> **Exercise details**:
Determine which lines of the records include the word "xlabel", and copy them.

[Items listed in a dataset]
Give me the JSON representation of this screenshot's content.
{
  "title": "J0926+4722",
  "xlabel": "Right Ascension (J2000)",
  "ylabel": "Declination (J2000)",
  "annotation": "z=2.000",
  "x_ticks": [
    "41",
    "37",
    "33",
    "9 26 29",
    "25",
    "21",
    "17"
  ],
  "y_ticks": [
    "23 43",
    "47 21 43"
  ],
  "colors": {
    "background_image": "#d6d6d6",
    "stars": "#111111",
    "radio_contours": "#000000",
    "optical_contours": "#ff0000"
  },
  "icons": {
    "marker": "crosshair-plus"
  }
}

==

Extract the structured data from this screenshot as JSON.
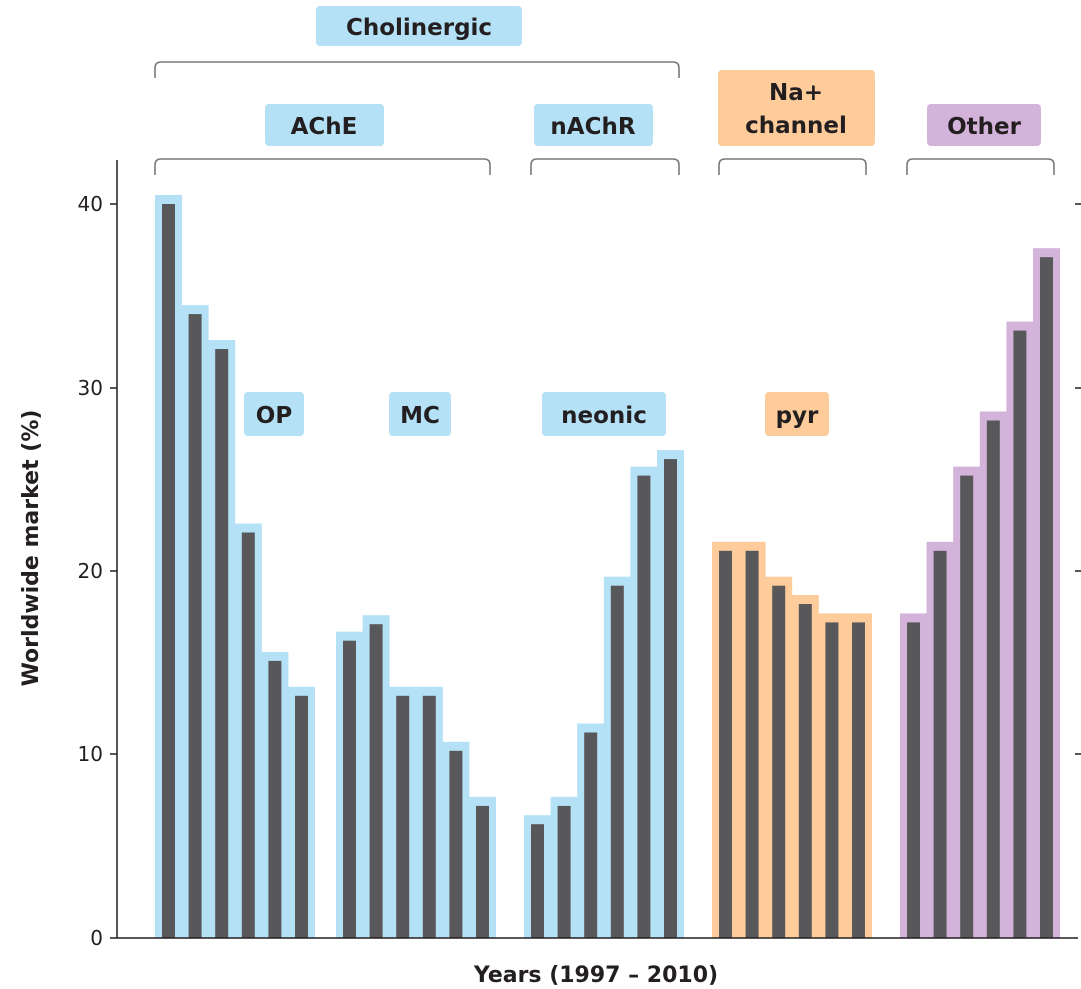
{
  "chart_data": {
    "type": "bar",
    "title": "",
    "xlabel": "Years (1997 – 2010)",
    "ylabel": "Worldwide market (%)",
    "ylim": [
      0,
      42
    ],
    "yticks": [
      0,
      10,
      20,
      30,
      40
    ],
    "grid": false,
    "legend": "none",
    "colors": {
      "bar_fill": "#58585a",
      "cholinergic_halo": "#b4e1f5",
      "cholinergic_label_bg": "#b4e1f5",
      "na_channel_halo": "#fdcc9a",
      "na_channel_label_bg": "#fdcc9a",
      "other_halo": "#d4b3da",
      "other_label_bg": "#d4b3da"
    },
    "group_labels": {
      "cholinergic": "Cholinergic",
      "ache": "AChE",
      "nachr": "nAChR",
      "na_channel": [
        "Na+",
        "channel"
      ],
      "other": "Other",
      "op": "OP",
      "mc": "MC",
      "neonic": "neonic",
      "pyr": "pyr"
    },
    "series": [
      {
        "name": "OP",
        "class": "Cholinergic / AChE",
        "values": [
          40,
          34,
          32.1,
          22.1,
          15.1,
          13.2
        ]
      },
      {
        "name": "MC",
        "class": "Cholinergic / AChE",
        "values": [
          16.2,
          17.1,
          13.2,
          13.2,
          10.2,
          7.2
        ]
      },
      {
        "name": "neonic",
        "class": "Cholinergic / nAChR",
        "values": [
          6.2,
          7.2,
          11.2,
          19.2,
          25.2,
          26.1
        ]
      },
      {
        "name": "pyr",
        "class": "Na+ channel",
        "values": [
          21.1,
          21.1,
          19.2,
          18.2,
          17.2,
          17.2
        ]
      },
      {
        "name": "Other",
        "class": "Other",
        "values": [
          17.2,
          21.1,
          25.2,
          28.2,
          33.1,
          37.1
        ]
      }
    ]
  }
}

> **Completed exercise**:
  "xlabel": "Right Ascension (J2000)",
    "xlabel": "Years (1997 – 2010)",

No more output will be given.